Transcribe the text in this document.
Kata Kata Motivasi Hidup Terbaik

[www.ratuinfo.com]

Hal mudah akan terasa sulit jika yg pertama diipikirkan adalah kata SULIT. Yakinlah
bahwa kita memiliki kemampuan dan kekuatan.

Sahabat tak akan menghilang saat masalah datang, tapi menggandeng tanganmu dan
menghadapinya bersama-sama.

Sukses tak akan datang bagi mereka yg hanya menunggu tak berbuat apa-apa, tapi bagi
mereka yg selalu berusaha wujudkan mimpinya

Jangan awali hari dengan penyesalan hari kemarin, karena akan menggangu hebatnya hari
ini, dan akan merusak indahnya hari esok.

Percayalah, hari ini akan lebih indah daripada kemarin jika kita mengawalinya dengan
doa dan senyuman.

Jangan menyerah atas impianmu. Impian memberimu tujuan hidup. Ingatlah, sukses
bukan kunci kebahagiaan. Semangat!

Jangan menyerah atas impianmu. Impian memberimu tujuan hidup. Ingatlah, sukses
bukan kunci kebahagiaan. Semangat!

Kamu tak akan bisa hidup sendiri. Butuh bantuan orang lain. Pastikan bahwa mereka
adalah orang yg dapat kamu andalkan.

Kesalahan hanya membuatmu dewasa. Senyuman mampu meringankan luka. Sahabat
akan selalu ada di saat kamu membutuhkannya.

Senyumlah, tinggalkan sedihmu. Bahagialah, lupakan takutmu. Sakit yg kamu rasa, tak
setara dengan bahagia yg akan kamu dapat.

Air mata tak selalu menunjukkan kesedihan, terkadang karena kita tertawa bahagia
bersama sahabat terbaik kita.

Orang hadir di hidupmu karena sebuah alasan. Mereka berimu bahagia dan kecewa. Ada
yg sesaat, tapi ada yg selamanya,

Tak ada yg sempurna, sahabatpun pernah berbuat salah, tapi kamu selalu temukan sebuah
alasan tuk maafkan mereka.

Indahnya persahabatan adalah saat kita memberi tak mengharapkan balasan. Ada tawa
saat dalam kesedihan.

○ ○ ○

_Stated task:_ Tally up the lines holding the word "tapi" in the data above, and answer with that figure only.

_Answer in full:_ 4